## What is being asked
Only a number is wanted: how many lines of the entries include the string "Trung"?
====== Materials provided ======
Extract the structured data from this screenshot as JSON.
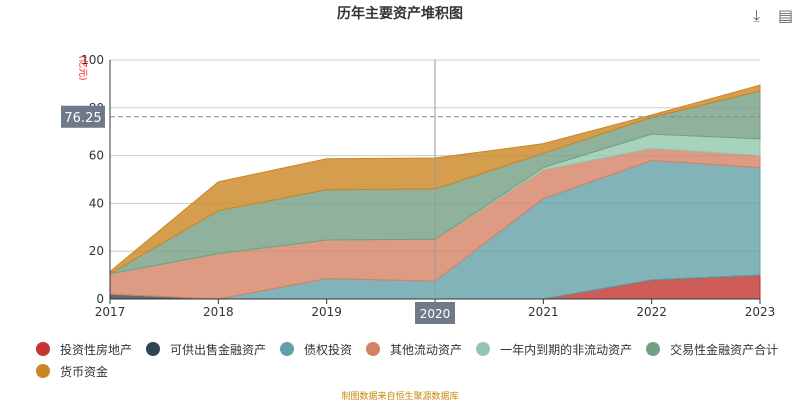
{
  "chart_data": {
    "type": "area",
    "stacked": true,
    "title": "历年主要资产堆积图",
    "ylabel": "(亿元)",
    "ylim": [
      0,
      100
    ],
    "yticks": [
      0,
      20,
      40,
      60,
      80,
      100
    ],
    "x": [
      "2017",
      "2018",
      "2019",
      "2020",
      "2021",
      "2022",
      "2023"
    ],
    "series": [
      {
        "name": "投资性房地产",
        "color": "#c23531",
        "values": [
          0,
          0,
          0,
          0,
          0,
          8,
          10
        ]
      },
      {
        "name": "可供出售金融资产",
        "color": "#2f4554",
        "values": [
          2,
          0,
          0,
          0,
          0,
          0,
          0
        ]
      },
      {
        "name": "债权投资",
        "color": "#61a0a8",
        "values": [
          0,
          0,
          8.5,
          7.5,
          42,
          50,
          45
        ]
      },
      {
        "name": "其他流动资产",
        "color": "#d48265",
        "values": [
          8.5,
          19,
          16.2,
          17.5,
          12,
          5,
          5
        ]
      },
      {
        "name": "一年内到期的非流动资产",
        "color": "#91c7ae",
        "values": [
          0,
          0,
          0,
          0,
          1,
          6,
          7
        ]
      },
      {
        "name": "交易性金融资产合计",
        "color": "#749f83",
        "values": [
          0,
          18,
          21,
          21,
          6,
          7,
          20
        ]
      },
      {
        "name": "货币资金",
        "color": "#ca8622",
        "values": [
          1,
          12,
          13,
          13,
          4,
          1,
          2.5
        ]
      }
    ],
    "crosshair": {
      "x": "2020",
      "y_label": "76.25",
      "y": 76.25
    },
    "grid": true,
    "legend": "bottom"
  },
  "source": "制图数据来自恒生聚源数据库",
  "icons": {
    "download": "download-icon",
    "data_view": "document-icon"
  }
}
======
====== Materials provided ======
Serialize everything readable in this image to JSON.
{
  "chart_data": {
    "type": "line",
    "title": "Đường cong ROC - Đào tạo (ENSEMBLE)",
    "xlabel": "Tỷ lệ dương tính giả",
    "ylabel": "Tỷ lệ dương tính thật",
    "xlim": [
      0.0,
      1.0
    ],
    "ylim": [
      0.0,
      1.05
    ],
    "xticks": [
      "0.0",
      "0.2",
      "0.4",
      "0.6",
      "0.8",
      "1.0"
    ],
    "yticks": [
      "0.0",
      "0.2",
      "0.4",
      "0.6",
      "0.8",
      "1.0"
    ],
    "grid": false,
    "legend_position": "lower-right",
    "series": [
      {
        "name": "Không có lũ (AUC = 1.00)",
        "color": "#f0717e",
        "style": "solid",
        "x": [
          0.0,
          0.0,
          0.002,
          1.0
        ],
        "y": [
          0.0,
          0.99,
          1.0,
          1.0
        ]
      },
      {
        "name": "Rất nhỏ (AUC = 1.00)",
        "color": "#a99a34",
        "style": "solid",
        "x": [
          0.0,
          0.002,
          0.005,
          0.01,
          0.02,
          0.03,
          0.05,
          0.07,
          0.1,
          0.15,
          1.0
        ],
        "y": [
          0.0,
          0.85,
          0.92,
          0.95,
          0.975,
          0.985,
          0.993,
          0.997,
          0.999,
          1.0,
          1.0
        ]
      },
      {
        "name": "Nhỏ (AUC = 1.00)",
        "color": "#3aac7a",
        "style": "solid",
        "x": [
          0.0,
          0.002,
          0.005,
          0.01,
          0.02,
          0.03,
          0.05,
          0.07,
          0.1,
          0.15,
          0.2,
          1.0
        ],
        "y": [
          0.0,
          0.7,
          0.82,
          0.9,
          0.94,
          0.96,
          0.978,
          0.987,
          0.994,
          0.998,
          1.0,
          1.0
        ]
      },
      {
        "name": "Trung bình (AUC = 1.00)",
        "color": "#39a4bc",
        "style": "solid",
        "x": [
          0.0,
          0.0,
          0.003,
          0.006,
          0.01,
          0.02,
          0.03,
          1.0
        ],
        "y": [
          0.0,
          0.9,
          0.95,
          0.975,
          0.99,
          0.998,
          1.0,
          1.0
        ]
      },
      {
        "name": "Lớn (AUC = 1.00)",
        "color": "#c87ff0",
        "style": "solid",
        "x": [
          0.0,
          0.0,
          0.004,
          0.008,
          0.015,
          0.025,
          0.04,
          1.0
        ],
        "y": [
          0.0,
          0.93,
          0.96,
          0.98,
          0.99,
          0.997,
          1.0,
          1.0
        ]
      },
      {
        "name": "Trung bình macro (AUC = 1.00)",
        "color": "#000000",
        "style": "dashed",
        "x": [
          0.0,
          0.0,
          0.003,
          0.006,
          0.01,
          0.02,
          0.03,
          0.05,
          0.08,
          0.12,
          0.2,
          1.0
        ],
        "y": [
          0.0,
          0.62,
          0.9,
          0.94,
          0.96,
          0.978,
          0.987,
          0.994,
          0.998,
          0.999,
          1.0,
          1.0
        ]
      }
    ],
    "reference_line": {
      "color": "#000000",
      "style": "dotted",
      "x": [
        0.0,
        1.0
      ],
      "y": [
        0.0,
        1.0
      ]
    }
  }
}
======
====== Materials provided ======
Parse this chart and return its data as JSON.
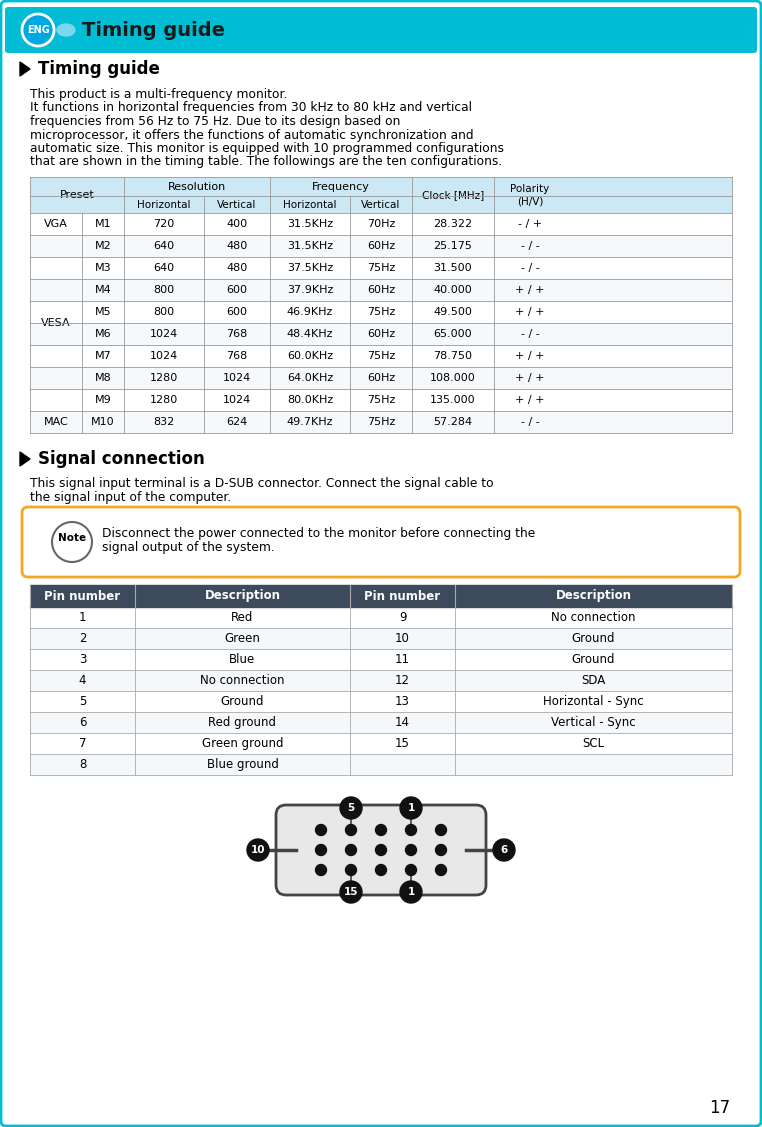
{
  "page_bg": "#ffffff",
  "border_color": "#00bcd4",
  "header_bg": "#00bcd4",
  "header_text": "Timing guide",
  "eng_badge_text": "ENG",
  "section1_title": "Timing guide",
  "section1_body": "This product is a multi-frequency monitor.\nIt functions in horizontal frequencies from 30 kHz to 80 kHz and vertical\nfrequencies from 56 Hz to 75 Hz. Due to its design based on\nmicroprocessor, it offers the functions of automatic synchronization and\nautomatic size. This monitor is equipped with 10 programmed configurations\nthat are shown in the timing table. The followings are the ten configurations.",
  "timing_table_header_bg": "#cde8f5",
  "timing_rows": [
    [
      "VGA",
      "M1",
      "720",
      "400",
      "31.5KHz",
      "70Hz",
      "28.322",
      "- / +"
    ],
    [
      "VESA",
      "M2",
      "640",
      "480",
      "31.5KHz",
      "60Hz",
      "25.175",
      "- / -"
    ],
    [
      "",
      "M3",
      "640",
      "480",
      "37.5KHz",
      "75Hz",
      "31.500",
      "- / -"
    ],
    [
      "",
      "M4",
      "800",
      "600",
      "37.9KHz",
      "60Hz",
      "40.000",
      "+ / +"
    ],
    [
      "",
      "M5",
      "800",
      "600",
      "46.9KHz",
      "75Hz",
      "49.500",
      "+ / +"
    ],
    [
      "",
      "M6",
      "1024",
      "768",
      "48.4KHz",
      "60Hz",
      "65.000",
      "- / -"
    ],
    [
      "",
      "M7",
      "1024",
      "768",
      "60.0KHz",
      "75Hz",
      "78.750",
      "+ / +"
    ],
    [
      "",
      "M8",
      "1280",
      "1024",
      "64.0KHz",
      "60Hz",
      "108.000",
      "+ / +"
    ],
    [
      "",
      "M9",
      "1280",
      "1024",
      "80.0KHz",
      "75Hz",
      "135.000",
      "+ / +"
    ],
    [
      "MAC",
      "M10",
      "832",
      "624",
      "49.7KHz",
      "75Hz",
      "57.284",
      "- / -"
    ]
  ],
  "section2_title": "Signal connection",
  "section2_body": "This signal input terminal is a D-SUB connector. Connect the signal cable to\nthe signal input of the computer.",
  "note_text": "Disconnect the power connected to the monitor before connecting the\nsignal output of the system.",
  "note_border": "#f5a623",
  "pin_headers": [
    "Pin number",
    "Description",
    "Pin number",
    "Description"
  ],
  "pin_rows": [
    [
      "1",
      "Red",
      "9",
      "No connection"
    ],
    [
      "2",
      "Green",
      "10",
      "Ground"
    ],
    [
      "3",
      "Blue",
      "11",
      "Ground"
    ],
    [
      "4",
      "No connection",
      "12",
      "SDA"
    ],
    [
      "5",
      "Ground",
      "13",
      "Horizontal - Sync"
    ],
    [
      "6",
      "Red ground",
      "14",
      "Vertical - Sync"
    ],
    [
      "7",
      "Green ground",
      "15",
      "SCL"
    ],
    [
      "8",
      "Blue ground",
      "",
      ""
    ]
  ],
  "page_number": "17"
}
======
## Solution to this task
2